INSTRUCTIONS TO FOLLOW: Render every line of the entries below as a JSON array of strings, one string per line, with blank lines omitted.

[Extracted entries]
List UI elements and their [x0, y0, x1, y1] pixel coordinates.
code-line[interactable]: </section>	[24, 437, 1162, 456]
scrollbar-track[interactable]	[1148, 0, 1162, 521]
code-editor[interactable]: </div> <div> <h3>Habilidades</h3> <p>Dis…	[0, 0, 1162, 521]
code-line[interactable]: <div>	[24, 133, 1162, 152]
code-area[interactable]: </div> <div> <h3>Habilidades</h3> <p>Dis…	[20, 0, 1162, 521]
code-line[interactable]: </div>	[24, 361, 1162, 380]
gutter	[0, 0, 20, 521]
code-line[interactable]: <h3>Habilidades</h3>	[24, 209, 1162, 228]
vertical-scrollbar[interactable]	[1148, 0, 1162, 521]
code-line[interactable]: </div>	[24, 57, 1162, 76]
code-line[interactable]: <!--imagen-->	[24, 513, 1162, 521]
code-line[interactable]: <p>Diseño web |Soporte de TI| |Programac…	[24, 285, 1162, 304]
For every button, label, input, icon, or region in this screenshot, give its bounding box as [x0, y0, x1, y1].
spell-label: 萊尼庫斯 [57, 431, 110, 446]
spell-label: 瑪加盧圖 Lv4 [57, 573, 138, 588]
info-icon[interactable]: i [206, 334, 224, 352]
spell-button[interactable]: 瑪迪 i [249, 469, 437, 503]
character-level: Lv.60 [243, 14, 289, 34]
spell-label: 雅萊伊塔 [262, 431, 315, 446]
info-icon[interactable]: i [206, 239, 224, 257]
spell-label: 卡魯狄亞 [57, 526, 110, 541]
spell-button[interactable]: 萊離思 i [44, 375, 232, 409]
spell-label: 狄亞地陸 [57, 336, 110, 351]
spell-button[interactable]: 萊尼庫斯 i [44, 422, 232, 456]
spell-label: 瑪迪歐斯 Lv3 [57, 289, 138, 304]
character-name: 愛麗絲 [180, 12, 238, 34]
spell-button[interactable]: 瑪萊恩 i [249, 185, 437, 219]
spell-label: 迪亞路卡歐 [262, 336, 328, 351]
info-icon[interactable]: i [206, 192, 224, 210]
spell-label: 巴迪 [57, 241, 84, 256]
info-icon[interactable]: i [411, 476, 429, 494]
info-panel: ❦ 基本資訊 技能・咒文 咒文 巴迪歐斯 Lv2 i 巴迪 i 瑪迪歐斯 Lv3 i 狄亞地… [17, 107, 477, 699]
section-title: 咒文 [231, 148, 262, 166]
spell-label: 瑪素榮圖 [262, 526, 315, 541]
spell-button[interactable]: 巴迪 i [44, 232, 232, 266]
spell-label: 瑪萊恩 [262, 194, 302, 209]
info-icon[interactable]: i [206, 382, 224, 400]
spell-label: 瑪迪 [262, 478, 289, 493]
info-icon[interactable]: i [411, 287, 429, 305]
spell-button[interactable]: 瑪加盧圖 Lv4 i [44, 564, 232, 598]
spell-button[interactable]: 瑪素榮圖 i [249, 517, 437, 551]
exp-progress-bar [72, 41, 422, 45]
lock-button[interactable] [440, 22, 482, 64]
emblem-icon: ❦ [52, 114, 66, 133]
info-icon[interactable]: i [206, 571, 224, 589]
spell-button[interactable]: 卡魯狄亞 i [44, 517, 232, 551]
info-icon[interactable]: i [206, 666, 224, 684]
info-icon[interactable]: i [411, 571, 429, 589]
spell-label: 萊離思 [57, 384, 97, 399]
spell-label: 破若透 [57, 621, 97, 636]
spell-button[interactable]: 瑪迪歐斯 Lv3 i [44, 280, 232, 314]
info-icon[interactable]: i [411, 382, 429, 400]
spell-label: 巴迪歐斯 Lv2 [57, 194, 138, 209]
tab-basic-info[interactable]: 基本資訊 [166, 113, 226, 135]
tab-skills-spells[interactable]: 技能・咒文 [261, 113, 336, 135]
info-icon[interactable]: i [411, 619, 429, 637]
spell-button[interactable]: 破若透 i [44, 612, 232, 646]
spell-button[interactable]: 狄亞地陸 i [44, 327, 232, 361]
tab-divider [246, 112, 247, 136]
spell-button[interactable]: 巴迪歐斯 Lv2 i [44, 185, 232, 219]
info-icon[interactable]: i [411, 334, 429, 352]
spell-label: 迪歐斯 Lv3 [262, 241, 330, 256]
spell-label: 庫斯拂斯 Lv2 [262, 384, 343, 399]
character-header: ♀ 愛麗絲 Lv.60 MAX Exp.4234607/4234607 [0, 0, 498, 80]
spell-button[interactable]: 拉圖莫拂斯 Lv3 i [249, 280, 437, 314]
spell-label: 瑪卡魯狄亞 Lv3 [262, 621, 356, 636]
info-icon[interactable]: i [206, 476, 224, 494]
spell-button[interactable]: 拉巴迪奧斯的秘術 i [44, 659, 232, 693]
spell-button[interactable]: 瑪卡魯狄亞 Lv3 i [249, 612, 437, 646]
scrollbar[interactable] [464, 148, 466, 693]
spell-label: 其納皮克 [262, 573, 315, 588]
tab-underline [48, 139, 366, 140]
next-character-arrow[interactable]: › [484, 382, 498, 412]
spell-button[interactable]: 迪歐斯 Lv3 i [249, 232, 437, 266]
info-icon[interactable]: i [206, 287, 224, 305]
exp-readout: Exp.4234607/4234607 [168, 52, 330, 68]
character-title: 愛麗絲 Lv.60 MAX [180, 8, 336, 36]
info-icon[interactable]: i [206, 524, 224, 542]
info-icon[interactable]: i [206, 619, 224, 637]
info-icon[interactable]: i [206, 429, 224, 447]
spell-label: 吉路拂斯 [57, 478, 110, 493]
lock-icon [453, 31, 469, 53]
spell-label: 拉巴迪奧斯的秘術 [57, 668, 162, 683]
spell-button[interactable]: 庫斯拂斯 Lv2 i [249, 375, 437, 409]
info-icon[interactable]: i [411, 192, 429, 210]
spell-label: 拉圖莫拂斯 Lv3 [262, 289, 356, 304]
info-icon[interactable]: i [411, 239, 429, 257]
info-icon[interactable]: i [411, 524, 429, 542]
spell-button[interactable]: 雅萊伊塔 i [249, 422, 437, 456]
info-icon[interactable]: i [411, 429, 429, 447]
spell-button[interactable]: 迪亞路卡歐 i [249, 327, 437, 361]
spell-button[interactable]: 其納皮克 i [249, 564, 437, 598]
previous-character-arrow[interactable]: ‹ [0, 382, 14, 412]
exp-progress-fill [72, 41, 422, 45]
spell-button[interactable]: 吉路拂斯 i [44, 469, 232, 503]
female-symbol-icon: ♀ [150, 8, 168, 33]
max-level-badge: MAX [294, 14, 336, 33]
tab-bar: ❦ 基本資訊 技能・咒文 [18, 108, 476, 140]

RESULT:
[
  "List UI elements and their [x0, y0, x1, y1] pixel coordinates.",
  "code-line[interactable]: </section>\t[24, 437, 1162, 456]",
  "scrollbar-track[interactable]\t[1148, 0, 1162, 521]",
  "code-editor[interactable]: </div> <div> <h3>Habilidades</h3> <p>Dis…\t[0, 0, 1162, 521]",
  "code-line[interactable]: <div>\t[24, 133, 1162, 152]",
  "code-area[interactable]: </div> <div> <h3>Habilidades</h3> <p>Dis…\t[20, 0, 1162, 521]",
  "code-line[interactable]: </div>\t[24, 361, 1162, 380]",
  "gutter\t[0, 0, 20, 521]",
  "code-line[interactable]: <h3>Habilidades</h3>\t[24, 209, 1162, 228]",
  "vertical-scrollbar[interactable]\t[1148, 0, 1162, 521]",
  "code-line[interactable]: </div>\t[24, 57, 1162, 76]",
  "code-line[interactable]: <!--imagen-->\t[24, 513, 1162, 521]",
  "code-line[interactable]: <p>Diseño web |Soporte de TI| |Programac…\t[24, 285, 1162, 304]",
  "For every button, label, input, icon, or region in this screenshot, give its bounding box as [x0, y0, x1, y1].",
  "spell-label: 萊尼庫斯 [57, 431, 110, 446]",
  "spell-label: 瑪加盧圖 Lv4 [57, 573, 138, 588]",
  "info-icon[interactable]: i [206, 334, 224, 352]",
  "spell-button[interactable]: 瑪迪 i [249, 469, 437, 503]",
  "character-level: Lv.60 [243, 14, 289, 34]",
  "spell-label: 雅萊伊塔 [262, 431, 315, 446]",
  "info-icon[interactable]: i [206, 239, 224, 257]",
  "spell-label: 卡魯狄亞 [57, 526, 110, 541]",
  "spell-button[interactable]: 萊離思 i [44, 375, 232, 409]",
  "spell-label: 狄亞地陸 [57, 336, 110, 351]",
  "spell-button[interactable]: 萊尼庫斯 i [44, 422, 232, 456]",
  "spell-label: 瑪迪歐斯 Lv3 [57, 289, 138, 304]",
  "character-name: 愛麗絲 [180, 12, 238, 34]",
  "spell-button[interactable]: 瑪萊恩 i [249, 185, 437, 219]",
  "spell-label: 迪亞路卡歐 [262, 336, 328, 351]",
  "info-icon[interactable]: i [206, 192, 224, 210]",
  "spell-label: 巴迪 [57, 241, 84, 256]",
  "info-icon[interactable]: i [411, 476, 429, 494]",
  "info-panel: ❦ 基本資訊 技能・咒文 咒文 巴迪歐斯 Lv2 i 巴迪 i 瑪迪歐斯 Lv3 i 狄亞地… [17, 107, 477, 699]",
  "section-title: 咒文 [231, 148, 262, 166]",
  "spell-label: 瑪素榮圖 [262, 526, 315, 541]",
  "spell-button[interactable]: 巴迪 i [44, 232, 232, 266]",
  "spell-label: 瑪萊恩 [262, 194, 302, 209]",
  "info-icon[interactable]: i [206, 382, 224, 400]",
  "spell-label: 瑪迪 [262, 478, 289, 493]",
  "info-icon[interactable]: i [411, 287, 429, 305]",
  "spell-button[interactable]: 瑪加盧圖 Lv4 i [44, 564, 232, 598]",
  "spell-button[interactable]: 瑪素榮圖 i [249, 517, 437, 551]",
  "exp-progress-bar [72, 41, 422, 45]",
  "lock-button[interactable] [440, 22, 482, 64]",
  "emblem-icon: ❦ [52, 114, 66, 133]",
  "info-icon[interactable]: i [206, 571, 224, 589]",
  "spell-button[interactable]: 卡魯狄亞 i [44, 517, 232, 551]",
  "info-icon[interactable]: i [206, 666, 224, 684]",
  "info-icon[interactable]: i [411, 571, 429, 589]",
  "spell-label: 萊離思 [57, 384, 97, 399]",
  "spell-label: 破若透 [57, 621, 97, 636]",
  "spell-button[interactable]: 瑪迪歐斯 Lv3 i [44, 280, 232, 314]",
  "info-icon[interactable]: i [411, 382, 429, 400]",
  "spell-label: 巴迪歐斯 Lv2 [57, 194, 138, 209]",
  "tab-basic-info[interactable]: 基本資訊 [166, 113, 226, 135]",
  "tab-skills-spells[interactable]: 技能・咒文 [261, 113, 336, 135]",
  "info-icon[interactable]: i [411, 619, 429, 637]",
  "spell-button[interactable]: 破若透 i [44, 612, 232, 646]",
  "spell-button[interactable]: 狄亞地陸 i [44, 327, 232, 361]",
  "tab-divider [246, 112, 247, 136]",
  "spell-button[interactable]: 巴迪歐斯 Lv2 i [44, 185, 232, 219]",
  "info-icon[interactable]: i [411, 334, 429, 352]",
  "spell-label: 迪歐斯 Lv3 [262, 241, 330, 256]",
  "spell-label: 庫斯拂斯 Lv2 [262, 384, 343, 399]",
  "character-header: ♀ 愛麗絲 Lv.60 MAX Exp.4234607/4234607 [0, 0, 498, 80]",
  "spell-button[interactable]: 拉圖莫拂斯 Lv3 i [249, 280, 437, 314]",
  "spell-label: 瑪卡魯狄亞 Lv3 [262, 621, 356, 636]",
  "info-icon[interactable]: i [206, 476, 224, 494]",
  "spell-button[interactable]: 拉巴迪奧斯的秘術 i [44, 659, 232, 693]",
  "spell-button[interactable]: 瑪卡魯狄亞 Lv3 i [249, 612, 437, 646]",
  "scrollbar[interactable] [464, 148, 466, 693]",
  "spell-label: 其納皮克 [262, 573, 315, 588]",
  "tab-underline [48, 139, 366, 140]",
  "next-character-arrow[interactable]: › [484, 382, 498, 412]",
  "spell-button[interactable]: 迪歐斯 Lv3 i [249, 232, 437, 266]",
  "info-icon[interactable]: i [206, 287, 224, 305]",
  "exp-readout: Exp.4234607/4234607 [168, 52, 330, 68]",
  "character-title: 愛麗絲 Lv.60 MAX [180, 8, 336, 36]",
  "info-icon[interactable]: i [206, 524, 224, 542]",
  "info-icon[interactable]: i [206, 619, 224, 637]",
  "info-icon[interactable]: i [206, 429, 224, 447]",
  "spell-label: 吉路拂斯 [57, 478, 110, 493]",
  "lock-icon [453, 31, 469, 53]",
  "spell-label: 拉巴迪奧斯的秘術 [57, 668, 162, 683]",
  "spell-button[interactable]: 庫斯拂斯 Lv2 i [249, 375, 437, 409]",
  "info-icon[interactable]: i [411, 192, 429, 210]",
  "spell-label: 拉圖莫拂斯 Lv3 [262, 289, 356, 304]",
  "info-icon[interactable]: i [411, 239, 429, 257]",
  "info-icon[interactable]: i [411, 524, 429, 542]",
  "spell-button[interactable]: 雅萊伊塔 i [249, 422, 437, 456]",
  "info-icon[interactable]: i [411, 429, 429, 447]",
  "spell-button[interactable]: 迪亞路卡歐 i [249, 327, 437, 361]",
  "spell-button[interactable]: 其納皮克 i [249, 564, 437, 598]",
  "previous-character-arrow[interactable]: ‹ [0, 382, 14, 412]",
  "exp-progress-fill [72, 41, 422, 45]",
  "spell-button[interactable]: 吉路拂斯 i [44, 469, 232, 503]",
  "female-symbol-icon: ♀ [150, 8, 168, 33]",
  "max-level-badge: MAX [294, 14, 336, 33]",
  "tab-bar: ❦ 基本資訊 技能・咒文 [18, 108, 476, 140]"
]